▶ [DIRECTIVE] Write out all of the entries exactly, please.

>> Begin SUPPLIED RECORDS

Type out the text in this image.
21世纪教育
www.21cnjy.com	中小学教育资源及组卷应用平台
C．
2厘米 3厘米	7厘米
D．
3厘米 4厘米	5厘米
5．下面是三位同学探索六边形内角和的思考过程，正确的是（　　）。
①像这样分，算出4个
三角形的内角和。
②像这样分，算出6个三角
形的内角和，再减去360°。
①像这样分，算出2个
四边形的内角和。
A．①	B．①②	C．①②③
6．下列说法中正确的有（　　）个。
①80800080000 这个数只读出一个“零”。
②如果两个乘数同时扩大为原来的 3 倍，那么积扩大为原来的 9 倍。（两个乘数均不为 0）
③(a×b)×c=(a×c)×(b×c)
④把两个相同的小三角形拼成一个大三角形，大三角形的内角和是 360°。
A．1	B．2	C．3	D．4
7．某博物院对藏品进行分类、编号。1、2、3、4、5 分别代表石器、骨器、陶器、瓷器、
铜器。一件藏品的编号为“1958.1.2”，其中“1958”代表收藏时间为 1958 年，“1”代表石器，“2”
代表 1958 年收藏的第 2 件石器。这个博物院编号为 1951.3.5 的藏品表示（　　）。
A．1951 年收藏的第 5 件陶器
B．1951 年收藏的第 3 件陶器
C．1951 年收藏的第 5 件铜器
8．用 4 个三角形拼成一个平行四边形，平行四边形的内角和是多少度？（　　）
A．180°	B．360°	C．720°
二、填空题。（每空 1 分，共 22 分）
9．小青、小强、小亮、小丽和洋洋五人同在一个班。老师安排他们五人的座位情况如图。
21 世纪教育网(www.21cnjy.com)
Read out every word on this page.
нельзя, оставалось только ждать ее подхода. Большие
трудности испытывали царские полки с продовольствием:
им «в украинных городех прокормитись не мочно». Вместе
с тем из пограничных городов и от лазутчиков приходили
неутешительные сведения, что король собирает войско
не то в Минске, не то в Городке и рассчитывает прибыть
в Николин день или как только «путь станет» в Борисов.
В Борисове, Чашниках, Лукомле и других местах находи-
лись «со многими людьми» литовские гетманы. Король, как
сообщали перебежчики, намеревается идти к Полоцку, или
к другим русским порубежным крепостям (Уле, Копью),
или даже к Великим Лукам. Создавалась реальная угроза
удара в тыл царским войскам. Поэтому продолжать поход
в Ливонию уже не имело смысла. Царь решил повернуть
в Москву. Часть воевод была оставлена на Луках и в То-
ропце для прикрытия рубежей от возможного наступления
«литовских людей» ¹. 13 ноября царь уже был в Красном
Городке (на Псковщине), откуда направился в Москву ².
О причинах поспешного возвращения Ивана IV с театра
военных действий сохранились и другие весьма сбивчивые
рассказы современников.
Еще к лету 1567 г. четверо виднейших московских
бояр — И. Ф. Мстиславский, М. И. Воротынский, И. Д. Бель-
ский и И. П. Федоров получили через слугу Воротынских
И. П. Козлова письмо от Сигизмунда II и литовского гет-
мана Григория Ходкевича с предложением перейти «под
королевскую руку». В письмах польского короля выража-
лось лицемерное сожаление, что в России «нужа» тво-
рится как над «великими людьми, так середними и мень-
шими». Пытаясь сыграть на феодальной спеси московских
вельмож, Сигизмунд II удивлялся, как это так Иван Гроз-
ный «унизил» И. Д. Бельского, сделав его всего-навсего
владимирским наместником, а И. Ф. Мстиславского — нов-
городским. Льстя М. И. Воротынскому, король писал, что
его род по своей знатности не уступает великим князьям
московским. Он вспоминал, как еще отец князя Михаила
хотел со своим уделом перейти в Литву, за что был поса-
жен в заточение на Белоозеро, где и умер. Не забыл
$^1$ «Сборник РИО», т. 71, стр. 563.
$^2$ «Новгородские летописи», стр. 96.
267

>> End SUPPLIED RECORDS

▶ [SOLUTION TO THE EXERCISE]
Type out the text in this image.
21世纪教育
www.21cnjy.com	中小学教育资源及组卷应用平台
C．
2厘米 3厘米	7厘米
D．
3厘米 4厘米	5厘米
5．下面是三位同学探索六边形内角和的思考过程，正确的是（　　）。
①像这样分，算出4个
三角形的内角和。
②像这样分，算出6个三角
形的内角和，再减去360°。
①像这样分，算出2个
四边形的内角和。
A．①	B．①②	C．①②③
6．下列说法中正确的有（　　）个。
①80800080000 这个数只读出一个“零”。
②如果两个乘数同时扩大为原来的 3 倍，那么积扩大为原来的 9 倍。（两个乘数均不为 0）
③(a×b)×c=(a×c)×(b×c)
④把两个相同的小三角形拼成一个大三角形，大三角形的内角和是 360°。
A．1	B．2	C．3	D．4
7．某博物院对藏品进行分类、编号。1、2、3、4、5 分别代表石器、骨器、陶器、瓷器、
铜器。一件藏品的编号为“1958.1.2”，其中“1958”代表收藏时间为 1958 年，“1”代表石器，“2”
代表 1958 年收藏的第 2 件石器。这个博物院编号为 1951.3.5 的藏品表示（　　）。
A．1951 年收藏的第 5 件陶器
B．1951 年收藏的第 3 件陶器
C．1951 年收藏的第 5 件铜器
8．用 4 个三角形拼成一个平行四边形，平行四边形的内角和是多少度？（　　）
A．180°	B．360°	C．720°
二、填空题。（每空 1 分，共 22 分）
9．小青、小强、小亮、小丽和洋洋五人同在一个班。老师安排他们五人的座位情况如图。
21 世纪教育网(www.21cnjy.com)
Read out every word on this page.
нельзя, оставалось только ждать ее подхода. Большие
трудности испытывали царские полки с продовольствием:
им «в украинных городех прокормитись не мочно». Вместе
с тем из пограничных городов и от лазутчиков приходили
неутешительные сведения, что король собирает войско
не то в Минске, не то в Городке и рассчитывает прибыть
в Николин день или как только «путь станет» в Борисов.
В Борисове, Чашниках, Лукомле и других местах находи-
лись «со многими людьми» литовские гетманы. Король, как
сообщали перебежчики, намеревается идти к Полоцку, или
к другим русским порубежным крепостям (Уле, Копью),
или даже к Великим Лукам. Создавалась реальная угроза
удара в тыл царским войскам. Поэтому продолжать поход
в Ливонию уже не имело смысла. Царь решил повернуть
в Москву. Часть воевод была оставлена на Луках и в То-
ропце для прикрытия рубежей от возможного наступления
«литовских людей» ¹. 13 ноября царь уже был в Красном
Городке (на Псковщине), откуда направился в Москву ².
О причинах поспешного возвращения Ивана IV с театра
военных действий сохранились и другие весьма сбивчивые
рассказы современников.
Еще к лету 1567 г. четверо виднейших московских
бояр — И. Ф. Мстиславский, М. И. Воротынский, И. Д. Бель-
ский и И. П. Федоров получили через слугу Воротынских
И. П. Козлова письмо от Сигизмунда II и литовского гет-
мана Григория Ходкевича с предложением перейти «под
королевскую руку». В письмах польского короля выража-
лось лицемерное сожаление, что в России «нужа» тво-
рится как над «великими людьми, так середними и мень-
шими». Пытаясь сыграть на феодальной спеси московских
вельмож, Сигизмунд II удивлялся, как это так Иван Гроз-
ный «унизил» И. Д. Бельского, сделав его всего-навсего
владимирским наместником, а И. Ф. Мстиславского — нов-
городским. Льстя М. И. Воротынскому, король писал, что
его род по своей знатности не уступает великим князьям
московским. Он вспоминал, как еще отец князя Михаила
хотел со своим уделом перейти в Литву, за что был поса-
жен в заточение на Белоозеро, где и умер. Не забыл
$^1$ «Сборник РИО», т. 71, стр. 563.
$^2$ «Новгородские летописи», стр. 96.
267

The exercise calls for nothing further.